**Short problem:**
Copy each line that contains the word "河南省军区开封离职干部休养所公务员".

[Dataset items]
— Start —
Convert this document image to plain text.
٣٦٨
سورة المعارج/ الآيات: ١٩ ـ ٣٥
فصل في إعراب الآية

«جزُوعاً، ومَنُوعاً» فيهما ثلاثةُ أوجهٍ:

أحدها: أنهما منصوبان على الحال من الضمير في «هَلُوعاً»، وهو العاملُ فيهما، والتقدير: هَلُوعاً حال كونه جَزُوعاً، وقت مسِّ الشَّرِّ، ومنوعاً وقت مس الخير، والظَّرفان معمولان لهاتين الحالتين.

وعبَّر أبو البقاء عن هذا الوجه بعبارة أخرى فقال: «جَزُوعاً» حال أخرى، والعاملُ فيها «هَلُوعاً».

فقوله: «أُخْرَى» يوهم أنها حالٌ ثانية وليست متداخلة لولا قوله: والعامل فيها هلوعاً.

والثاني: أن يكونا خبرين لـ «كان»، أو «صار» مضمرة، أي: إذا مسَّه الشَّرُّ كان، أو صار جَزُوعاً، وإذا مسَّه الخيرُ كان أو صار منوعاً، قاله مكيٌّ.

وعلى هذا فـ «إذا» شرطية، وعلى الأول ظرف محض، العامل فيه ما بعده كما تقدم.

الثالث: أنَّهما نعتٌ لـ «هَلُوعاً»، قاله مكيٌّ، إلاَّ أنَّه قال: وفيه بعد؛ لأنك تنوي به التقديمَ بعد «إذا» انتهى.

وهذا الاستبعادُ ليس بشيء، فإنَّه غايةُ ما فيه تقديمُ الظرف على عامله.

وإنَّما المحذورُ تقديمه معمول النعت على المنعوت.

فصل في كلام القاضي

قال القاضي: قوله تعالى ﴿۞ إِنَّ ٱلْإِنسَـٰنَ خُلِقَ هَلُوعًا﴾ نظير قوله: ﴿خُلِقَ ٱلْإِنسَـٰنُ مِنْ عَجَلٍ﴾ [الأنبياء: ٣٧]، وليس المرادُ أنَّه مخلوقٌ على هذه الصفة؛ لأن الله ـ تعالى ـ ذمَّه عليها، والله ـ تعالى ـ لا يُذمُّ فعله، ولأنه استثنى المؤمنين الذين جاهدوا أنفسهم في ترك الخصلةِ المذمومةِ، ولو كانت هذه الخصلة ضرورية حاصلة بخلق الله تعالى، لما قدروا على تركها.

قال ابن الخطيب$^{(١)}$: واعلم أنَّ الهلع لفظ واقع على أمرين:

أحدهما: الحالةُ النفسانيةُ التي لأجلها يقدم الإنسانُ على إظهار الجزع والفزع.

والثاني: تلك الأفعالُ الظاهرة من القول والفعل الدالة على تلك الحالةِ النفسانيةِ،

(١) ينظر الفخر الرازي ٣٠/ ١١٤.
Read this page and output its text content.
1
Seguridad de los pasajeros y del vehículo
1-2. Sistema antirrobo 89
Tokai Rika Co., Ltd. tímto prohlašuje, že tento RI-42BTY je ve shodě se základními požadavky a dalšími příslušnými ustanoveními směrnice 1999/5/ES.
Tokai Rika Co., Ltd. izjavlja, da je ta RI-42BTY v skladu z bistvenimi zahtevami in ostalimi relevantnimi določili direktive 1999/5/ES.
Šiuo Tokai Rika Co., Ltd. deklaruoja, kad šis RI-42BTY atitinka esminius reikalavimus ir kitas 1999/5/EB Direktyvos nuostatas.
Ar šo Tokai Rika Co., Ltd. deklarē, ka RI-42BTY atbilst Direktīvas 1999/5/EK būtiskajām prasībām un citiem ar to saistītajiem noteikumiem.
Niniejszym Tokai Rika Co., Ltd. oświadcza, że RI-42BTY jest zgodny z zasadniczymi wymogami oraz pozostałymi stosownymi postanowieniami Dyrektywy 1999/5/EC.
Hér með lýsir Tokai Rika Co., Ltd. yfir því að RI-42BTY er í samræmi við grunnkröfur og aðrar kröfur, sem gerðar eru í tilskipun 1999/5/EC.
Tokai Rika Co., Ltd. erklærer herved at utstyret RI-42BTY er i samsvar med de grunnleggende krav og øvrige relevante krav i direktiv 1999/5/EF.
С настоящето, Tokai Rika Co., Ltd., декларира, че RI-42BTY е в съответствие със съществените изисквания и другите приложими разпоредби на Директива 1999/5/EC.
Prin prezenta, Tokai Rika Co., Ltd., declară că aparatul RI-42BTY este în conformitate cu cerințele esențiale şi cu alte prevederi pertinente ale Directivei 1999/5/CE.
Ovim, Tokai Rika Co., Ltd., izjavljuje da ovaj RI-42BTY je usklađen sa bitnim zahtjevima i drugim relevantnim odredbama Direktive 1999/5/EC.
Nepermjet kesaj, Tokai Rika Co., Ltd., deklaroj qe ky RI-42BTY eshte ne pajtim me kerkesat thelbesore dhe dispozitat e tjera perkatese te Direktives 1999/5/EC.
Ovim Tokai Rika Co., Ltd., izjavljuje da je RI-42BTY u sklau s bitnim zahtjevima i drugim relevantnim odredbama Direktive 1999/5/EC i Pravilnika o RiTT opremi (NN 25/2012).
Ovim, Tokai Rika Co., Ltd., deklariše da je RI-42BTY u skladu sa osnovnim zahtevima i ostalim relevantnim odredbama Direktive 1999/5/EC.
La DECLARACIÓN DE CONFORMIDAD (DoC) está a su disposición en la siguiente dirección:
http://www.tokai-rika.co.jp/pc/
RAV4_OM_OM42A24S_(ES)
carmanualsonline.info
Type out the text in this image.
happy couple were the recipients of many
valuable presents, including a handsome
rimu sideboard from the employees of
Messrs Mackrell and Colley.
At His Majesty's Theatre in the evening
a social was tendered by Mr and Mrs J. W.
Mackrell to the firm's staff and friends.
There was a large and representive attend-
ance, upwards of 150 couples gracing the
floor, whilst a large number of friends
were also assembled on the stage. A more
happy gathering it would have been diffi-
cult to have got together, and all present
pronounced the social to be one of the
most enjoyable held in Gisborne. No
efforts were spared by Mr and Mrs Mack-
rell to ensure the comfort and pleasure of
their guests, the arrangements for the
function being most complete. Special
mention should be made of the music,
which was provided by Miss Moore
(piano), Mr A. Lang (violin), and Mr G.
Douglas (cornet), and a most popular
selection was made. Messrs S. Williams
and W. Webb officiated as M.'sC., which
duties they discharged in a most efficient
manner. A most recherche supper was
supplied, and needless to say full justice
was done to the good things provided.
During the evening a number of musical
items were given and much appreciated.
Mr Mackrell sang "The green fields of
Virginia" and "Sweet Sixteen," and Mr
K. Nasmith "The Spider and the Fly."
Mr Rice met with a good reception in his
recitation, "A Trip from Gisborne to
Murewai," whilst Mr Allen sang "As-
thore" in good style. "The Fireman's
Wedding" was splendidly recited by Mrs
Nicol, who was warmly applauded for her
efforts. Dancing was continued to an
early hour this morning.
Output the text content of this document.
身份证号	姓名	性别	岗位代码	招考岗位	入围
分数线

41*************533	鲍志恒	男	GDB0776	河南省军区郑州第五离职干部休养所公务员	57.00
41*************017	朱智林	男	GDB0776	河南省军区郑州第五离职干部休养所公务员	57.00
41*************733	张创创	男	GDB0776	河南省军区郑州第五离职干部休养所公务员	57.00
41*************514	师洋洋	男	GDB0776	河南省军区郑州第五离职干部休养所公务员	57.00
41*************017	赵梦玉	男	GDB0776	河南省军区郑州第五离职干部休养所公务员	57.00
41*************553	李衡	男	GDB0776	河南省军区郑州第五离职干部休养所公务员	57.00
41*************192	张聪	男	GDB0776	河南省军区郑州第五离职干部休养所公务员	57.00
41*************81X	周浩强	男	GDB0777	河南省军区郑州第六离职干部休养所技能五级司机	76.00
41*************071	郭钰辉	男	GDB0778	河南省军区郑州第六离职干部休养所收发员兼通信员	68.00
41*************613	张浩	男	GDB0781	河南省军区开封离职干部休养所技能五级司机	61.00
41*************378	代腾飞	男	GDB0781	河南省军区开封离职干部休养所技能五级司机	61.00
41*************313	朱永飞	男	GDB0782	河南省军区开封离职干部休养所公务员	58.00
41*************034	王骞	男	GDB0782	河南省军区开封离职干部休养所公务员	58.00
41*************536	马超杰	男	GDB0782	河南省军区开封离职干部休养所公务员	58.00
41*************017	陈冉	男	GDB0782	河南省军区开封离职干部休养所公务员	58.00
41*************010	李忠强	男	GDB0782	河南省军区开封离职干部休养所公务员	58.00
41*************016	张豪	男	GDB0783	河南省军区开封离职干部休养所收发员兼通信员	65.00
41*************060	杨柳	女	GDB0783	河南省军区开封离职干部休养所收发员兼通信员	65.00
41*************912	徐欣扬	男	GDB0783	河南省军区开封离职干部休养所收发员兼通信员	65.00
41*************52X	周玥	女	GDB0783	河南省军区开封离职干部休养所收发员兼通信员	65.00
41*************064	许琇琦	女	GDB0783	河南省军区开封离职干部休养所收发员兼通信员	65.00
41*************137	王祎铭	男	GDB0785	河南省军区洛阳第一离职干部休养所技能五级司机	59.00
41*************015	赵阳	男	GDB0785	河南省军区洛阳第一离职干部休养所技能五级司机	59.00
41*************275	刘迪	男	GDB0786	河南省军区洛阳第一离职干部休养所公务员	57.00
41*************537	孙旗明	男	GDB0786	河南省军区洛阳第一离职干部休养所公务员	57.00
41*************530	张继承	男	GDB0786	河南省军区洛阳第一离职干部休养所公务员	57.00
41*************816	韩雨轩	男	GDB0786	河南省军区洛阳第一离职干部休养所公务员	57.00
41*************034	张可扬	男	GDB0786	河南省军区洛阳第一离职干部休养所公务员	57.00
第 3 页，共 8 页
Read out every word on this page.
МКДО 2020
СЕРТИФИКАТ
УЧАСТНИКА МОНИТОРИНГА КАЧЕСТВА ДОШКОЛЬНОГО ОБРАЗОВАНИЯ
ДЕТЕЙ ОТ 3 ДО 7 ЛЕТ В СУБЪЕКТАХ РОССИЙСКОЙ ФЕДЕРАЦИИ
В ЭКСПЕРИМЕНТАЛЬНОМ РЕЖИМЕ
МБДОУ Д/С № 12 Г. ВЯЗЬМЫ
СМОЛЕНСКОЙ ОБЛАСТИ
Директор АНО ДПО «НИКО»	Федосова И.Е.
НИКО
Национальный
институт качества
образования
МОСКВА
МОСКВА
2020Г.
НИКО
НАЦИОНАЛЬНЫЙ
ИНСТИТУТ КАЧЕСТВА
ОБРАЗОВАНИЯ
— End —
**Expected output:**
41*************313	朱永飞	男	GDB0782	河南省军区开封离职干部休养所公务员	58.00
41*************034	王骞	男	GDB0782	河南省军区开封离职干部休养所公务员	58.00
41*************536	马超杰	男	GDB0782	河南省军区开封离职干部休养所公务员	58.00
41*************017	陈冉	男	GDB0782	河南省军区开封离职干部休养所公务员	58.00
41*************010	李忠强	男	GDB0782	河南省军区开封离职干部休养所公务员	58.00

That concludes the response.